## Your instructions
Copy all lines that contain the word "TELGE".
────────────────
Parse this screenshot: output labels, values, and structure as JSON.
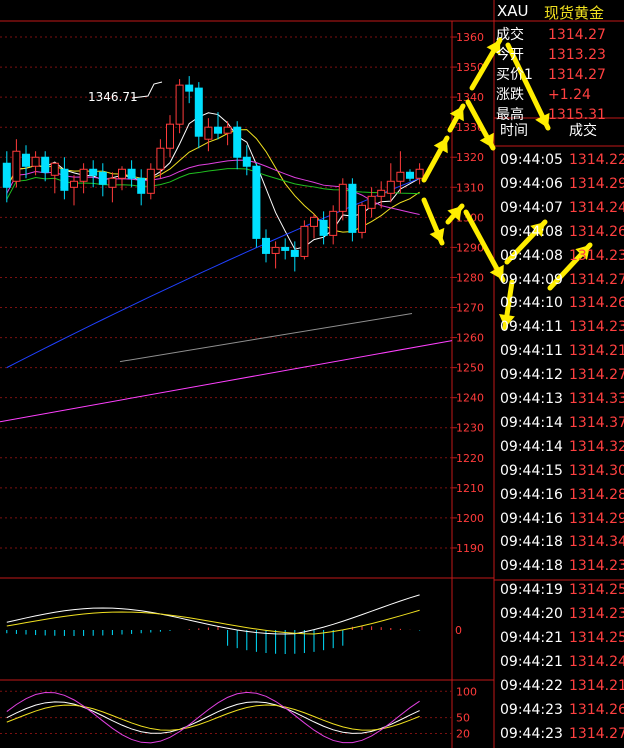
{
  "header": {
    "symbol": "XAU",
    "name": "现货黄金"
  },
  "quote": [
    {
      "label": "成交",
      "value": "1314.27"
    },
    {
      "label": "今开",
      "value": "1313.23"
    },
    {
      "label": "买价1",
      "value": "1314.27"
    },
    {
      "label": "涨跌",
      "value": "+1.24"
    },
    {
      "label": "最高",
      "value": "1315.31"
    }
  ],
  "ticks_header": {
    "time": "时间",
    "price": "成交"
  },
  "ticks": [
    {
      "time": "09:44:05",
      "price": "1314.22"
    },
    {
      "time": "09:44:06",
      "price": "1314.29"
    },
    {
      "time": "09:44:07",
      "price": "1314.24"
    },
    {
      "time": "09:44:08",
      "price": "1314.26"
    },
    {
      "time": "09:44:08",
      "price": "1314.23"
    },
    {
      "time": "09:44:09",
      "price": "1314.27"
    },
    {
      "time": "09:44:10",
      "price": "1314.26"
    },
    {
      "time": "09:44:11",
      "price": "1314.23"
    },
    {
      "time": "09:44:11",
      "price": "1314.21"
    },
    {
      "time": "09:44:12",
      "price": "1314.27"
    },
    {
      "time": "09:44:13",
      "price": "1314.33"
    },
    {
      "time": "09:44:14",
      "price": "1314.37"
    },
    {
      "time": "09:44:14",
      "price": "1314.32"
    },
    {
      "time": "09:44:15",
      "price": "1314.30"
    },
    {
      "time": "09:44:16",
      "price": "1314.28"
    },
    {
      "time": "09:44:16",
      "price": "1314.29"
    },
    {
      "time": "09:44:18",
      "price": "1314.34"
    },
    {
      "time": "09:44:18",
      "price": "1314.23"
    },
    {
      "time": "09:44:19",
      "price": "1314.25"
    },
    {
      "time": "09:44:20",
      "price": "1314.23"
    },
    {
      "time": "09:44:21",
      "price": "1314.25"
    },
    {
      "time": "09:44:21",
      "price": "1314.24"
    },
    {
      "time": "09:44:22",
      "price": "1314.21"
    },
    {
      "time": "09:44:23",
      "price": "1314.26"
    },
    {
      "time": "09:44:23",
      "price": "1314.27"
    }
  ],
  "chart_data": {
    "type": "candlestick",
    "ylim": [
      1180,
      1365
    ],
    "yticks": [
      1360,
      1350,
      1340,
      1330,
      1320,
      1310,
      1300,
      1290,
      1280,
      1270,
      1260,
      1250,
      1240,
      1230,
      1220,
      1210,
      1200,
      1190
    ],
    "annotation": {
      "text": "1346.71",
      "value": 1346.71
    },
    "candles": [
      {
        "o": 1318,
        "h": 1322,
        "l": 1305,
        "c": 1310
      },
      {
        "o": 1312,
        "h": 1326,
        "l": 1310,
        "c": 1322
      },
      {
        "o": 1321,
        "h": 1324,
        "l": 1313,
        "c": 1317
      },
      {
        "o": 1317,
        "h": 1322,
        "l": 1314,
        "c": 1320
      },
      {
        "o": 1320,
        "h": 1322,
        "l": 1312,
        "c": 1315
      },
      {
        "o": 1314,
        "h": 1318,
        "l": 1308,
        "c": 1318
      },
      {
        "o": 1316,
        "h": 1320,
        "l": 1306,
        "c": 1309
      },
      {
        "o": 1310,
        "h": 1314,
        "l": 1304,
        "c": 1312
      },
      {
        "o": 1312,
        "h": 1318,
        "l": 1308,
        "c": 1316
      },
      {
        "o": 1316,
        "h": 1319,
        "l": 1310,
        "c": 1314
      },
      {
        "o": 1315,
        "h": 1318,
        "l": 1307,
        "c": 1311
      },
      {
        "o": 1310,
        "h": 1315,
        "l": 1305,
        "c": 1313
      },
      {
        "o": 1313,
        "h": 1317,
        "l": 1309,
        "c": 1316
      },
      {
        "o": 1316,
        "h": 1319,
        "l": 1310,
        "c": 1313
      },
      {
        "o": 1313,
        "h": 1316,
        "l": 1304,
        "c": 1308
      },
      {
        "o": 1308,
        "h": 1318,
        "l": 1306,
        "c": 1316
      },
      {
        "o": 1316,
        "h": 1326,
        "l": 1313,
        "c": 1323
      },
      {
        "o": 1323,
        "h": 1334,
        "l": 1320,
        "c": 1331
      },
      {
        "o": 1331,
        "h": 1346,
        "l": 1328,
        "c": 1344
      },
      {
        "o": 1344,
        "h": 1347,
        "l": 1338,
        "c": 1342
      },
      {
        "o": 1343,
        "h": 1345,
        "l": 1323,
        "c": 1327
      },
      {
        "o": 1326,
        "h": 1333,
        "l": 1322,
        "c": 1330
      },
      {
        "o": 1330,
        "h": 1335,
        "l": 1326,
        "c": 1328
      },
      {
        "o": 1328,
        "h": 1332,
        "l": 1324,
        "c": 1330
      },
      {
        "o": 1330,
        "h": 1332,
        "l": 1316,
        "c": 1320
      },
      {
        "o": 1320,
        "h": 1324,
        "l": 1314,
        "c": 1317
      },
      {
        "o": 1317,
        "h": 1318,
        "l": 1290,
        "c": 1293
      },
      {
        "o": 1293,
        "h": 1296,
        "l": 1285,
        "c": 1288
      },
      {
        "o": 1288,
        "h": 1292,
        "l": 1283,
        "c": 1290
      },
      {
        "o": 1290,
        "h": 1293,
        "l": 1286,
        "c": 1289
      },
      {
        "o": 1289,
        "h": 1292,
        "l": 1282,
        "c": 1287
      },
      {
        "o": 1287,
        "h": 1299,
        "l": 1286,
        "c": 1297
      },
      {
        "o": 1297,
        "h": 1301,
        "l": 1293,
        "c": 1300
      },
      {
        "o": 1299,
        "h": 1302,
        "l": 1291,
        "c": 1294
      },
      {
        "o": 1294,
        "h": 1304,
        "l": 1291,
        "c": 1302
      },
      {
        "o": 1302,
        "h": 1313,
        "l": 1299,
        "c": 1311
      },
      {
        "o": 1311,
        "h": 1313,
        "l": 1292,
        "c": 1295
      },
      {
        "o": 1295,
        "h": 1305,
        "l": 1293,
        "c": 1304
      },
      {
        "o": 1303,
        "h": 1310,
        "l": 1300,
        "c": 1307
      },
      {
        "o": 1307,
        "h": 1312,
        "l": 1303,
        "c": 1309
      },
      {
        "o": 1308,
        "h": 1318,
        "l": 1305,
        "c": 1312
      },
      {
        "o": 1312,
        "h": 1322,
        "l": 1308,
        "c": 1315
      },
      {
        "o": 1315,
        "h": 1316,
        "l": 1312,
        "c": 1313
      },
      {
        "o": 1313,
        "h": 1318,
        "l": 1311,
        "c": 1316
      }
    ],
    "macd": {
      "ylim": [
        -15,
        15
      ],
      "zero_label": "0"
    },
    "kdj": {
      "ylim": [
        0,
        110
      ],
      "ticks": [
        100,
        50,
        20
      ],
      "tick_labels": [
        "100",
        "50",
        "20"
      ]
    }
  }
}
────────────────
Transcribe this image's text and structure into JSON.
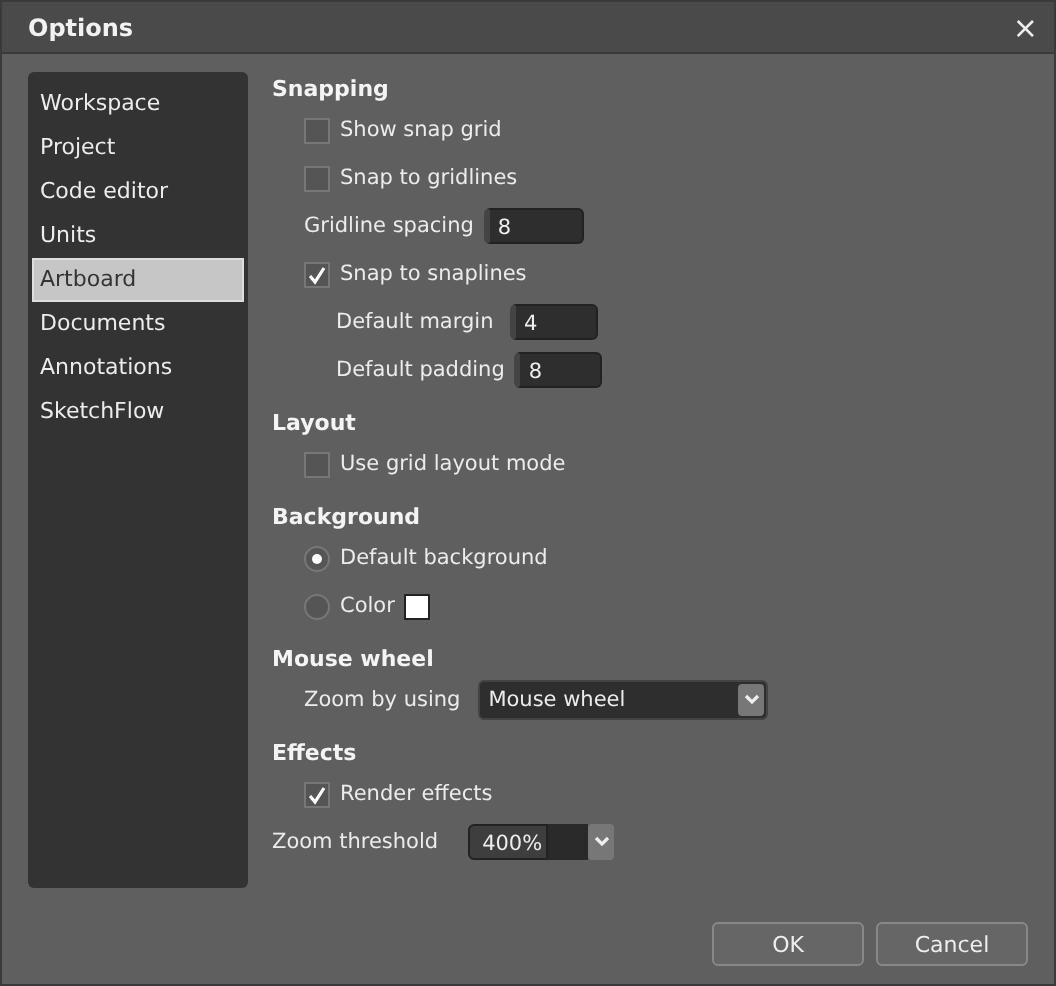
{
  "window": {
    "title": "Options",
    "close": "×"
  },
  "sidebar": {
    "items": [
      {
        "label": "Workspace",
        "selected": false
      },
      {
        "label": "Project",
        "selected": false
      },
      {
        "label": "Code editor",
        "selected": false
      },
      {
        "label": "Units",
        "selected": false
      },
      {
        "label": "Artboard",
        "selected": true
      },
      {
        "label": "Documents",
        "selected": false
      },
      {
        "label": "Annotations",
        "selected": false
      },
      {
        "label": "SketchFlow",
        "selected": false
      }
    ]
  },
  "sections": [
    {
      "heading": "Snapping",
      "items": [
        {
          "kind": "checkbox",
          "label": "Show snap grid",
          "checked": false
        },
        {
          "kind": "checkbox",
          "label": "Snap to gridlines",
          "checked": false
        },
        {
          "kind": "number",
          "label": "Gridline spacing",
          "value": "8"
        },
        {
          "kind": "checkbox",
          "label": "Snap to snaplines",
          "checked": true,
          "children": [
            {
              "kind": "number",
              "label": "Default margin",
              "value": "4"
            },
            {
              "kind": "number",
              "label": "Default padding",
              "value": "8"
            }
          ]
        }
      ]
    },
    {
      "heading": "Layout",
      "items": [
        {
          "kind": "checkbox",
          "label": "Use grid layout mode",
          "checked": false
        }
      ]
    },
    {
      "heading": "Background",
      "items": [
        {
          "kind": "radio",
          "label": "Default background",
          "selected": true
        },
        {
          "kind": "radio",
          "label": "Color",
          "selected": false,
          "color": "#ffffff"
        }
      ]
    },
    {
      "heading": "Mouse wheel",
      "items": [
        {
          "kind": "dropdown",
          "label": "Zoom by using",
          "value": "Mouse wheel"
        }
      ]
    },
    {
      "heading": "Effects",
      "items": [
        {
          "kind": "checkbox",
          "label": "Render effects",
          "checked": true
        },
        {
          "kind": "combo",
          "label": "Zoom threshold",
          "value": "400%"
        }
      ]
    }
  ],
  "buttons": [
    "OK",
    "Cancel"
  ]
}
────────────────
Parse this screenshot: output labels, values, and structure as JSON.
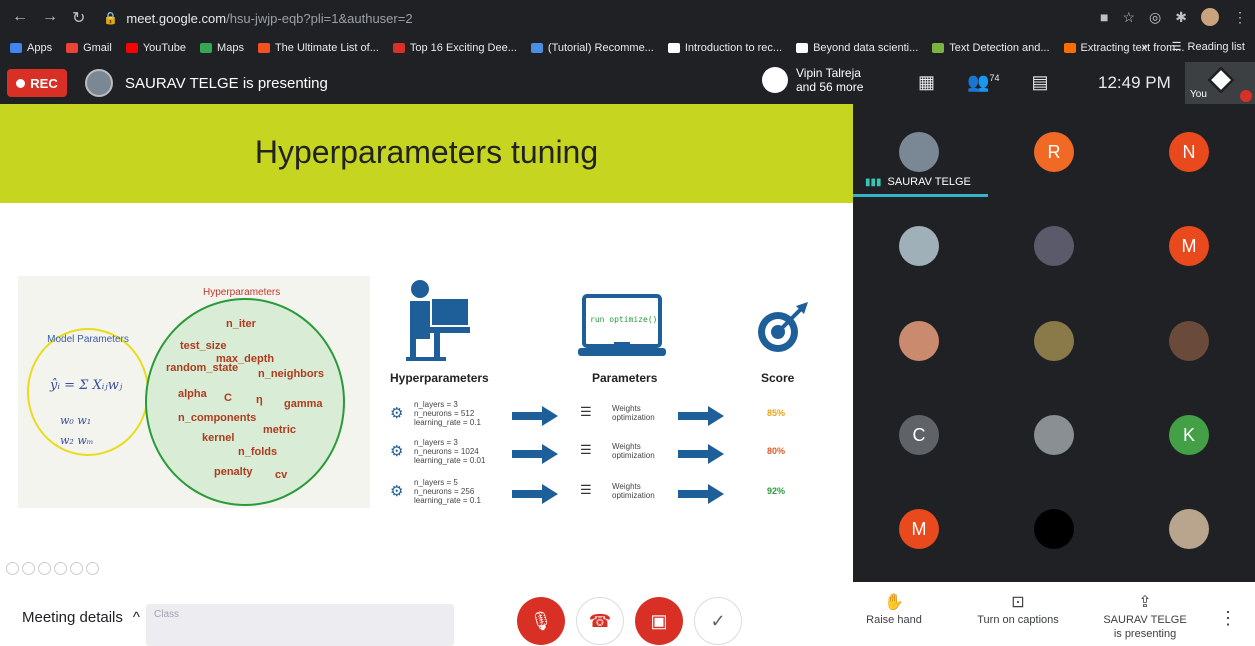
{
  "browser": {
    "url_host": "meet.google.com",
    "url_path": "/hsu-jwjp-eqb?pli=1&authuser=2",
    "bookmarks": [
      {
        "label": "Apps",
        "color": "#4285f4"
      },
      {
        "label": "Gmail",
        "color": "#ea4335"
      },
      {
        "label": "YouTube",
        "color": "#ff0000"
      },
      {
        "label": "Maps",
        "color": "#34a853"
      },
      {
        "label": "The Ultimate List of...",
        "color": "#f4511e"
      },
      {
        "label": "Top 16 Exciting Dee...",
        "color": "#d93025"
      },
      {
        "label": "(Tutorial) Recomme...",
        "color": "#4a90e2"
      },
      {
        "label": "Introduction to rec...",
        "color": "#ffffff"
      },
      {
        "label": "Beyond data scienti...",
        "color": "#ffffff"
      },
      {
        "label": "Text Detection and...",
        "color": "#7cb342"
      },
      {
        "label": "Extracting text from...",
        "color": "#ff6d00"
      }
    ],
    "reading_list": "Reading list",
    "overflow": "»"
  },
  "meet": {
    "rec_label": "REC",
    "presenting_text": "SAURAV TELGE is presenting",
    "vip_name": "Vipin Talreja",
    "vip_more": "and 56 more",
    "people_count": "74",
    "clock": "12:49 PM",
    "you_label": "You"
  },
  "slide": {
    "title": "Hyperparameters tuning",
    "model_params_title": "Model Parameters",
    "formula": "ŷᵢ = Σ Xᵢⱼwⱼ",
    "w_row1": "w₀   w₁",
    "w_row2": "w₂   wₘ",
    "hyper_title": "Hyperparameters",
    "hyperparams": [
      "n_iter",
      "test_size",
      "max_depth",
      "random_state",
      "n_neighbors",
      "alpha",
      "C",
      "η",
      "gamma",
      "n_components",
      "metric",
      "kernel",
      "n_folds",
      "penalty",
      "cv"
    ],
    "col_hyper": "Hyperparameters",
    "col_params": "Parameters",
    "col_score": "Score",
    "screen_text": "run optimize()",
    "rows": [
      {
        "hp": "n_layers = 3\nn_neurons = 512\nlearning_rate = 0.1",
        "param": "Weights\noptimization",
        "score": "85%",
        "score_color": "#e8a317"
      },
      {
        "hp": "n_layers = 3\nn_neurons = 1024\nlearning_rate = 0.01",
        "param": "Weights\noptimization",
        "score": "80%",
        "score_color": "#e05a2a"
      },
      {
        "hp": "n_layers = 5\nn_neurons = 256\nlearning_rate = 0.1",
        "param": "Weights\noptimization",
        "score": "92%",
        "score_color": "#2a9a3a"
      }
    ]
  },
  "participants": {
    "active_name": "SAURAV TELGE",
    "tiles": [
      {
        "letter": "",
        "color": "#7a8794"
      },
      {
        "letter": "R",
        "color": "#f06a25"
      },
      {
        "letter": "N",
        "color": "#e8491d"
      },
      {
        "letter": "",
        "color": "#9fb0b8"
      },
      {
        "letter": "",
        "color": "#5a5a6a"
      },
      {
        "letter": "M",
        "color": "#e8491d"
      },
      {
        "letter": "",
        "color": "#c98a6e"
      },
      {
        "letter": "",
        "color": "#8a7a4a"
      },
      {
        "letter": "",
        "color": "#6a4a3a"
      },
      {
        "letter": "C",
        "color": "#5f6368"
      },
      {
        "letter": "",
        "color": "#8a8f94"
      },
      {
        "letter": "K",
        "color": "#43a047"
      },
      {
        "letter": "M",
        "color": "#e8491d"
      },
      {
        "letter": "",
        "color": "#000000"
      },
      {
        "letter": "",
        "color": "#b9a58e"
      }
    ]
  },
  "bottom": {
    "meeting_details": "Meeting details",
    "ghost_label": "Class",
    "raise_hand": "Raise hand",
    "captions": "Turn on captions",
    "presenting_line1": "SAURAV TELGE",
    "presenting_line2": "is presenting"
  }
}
────────────────
## Answer to this problem
    "presenting_text": "SAURAV TELGE is presenting",
    "active_name": "SAURAV TELGE",
    "presenting_line1": "SAURAV TELGE",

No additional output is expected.